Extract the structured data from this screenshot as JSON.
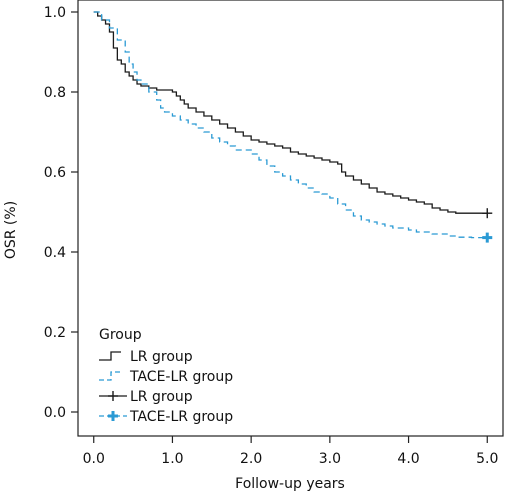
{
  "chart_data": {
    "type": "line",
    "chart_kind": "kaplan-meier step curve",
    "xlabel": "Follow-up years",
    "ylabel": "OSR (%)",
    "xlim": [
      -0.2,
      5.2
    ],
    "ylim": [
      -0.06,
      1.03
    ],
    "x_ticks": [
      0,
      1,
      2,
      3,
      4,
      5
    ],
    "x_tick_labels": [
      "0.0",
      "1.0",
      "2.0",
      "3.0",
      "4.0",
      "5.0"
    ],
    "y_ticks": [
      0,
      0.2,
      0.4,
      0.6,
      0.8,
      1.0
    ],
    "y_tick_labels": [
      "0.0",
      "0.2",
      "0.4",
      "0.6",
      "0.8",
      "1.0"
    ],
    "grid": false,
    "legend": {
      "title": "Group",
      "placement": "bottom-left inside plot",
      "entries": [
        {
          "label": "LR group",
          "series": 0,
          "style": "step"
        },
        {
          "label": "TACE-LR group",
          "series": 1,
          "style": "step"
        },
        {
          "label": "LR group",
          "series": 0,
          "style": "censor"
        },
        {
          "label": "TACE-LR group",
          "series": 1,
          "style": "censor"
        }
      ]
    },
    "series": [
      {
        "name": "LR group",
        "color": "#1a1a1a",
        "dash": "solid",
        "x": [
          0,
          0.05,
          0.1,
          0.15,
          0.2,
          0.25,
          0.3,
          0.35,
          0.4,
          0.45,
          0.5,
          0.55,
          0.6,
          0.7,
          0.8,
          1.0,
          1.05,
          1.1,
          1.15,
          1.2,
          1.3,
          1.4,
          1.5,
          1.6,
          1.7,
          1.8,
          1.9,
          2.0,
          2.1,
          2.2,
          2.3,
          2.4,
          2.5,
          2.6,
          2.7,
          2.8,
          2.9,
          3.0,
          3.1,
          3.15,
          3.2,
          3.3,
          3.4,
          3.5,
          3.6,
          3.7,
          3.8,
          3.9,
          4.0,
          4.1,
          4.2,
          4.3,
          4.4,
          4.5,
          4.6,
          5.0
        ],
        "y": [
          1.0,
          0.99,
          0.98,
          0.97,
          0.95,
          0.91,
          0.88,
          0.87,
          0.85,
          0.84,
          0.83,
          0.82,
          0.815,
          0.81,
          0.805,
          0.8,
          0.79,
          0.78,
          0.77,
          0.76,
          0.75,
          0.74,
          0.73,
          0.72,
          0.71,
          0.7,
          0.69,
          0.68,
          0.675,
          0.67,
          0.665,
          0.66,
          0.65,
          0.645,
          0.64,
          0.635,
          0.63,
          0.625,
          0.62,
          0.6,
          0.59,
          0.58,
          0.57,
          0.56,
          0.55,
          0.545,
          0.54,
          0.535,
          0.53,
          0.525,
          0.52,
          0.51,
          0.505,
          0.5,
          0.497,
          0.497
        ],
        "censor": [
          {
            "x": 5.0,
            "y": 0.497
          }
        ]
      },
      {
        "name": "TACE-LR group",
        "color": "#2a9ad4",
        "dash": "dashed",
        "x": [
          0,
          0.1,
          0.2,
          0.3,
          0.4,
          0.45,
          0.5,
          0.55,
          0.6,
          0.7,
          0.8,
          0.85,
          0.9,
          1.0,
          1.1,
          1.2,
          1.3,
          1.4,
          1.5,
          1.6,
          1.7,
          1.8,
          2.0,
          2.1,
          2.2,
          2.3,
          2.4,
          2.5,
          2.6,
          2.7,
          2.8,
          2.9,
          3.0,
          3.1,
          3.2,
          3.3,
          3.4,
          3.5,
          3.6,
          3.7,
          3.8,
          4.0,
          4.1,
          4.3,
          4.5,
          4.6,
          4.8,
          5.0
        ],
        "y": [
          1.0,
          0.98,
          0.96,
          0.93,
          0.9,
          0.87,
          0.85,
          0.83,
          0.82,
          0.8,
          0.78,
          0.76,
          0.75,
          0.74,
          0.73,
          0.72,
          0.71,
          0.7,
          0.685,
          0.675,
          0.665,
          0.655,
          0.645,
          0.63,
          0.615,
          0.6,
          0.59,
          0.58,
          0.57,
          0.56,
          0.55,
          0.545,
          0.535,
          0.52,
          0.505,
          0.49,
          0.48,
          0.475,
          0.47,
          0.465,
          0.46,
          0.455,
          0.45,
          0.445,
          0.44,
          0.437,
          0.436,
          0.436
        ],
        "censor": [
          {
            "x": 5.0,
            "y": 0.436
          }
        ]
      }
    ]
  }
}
────────────────────
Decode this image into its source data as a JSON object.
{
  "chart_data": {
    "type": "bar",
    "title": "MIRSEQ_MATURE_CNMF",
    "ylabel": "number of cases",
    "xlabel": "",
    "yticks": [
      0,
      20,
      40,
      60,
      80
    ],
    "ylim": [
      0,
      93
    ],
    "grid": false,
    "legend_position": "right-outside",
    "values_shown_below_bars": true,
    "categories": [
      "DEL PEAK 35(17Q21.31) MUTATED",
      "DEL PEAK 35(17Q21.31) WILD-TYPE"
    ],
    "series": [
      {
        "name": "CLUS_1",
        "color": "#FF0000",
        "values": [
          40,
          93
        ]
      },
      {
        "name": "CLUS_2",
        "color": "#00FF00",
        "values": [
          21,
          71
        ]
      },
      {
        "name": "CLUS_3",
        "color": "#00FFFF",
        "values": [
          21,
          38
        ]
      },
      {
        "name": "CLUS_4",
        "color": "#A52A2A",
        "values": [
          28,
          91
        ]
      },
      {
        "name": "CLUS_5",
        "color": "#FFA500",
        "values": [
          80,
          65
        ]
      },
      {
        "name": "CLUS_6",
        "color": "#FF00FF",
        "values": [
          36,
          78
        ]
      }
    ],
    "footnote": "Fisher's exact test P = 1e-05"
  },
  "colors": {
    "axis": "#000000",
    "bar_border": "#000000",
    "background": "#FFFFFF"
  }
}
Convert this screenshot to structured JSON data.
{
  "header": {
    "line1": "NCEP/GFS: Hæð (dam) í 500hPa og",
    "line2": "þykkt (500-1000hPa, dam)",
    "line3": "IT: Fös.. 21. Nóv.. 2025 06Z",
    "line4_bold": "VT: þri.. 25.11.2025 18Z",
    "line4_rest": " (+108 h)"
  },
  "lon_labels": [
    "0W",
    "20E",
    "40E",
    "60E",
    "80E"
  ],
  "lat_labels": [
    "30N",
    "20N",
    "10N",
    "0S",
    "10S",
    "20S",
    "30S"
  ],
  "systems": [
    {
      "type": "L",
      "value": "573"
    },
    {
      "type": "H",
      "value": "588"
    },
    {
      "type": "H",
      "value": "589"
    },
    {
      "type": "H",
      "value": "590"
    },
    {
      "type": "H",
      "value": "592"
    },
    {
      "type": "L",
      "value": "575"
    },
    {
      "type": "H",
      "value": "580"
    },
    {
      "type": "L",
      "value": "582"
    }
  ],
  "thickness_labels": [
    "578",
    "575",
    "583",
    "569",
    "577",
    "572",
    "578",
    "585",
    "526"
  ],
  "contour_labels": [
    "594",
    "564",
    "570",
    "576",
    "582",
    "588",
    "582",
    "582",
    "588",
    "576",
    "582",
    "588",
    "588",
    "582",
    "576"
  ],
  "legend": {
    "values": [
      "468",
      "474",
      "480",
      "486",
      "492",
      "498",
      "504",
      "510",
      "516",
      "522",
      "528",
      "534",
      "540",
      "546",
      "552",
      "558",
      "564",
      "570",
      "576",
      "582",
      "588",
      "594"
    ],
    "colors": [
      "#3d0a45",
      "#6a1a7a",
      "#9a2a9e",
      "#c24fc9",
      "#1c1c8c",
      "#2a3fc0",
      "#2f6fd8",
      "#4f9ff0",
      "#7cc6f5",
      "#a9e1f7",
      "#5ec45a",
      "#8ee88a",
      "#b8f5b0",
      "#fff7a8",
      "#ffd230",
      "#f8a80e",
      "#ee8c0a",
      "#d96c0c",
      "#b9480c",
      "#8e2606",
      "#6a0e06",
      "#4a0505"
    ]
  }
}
────────────────────
- [What to produce] Say how many lines in this listing hold the string "title", giving the count and nothing more.

- [Solution to the exercise] 2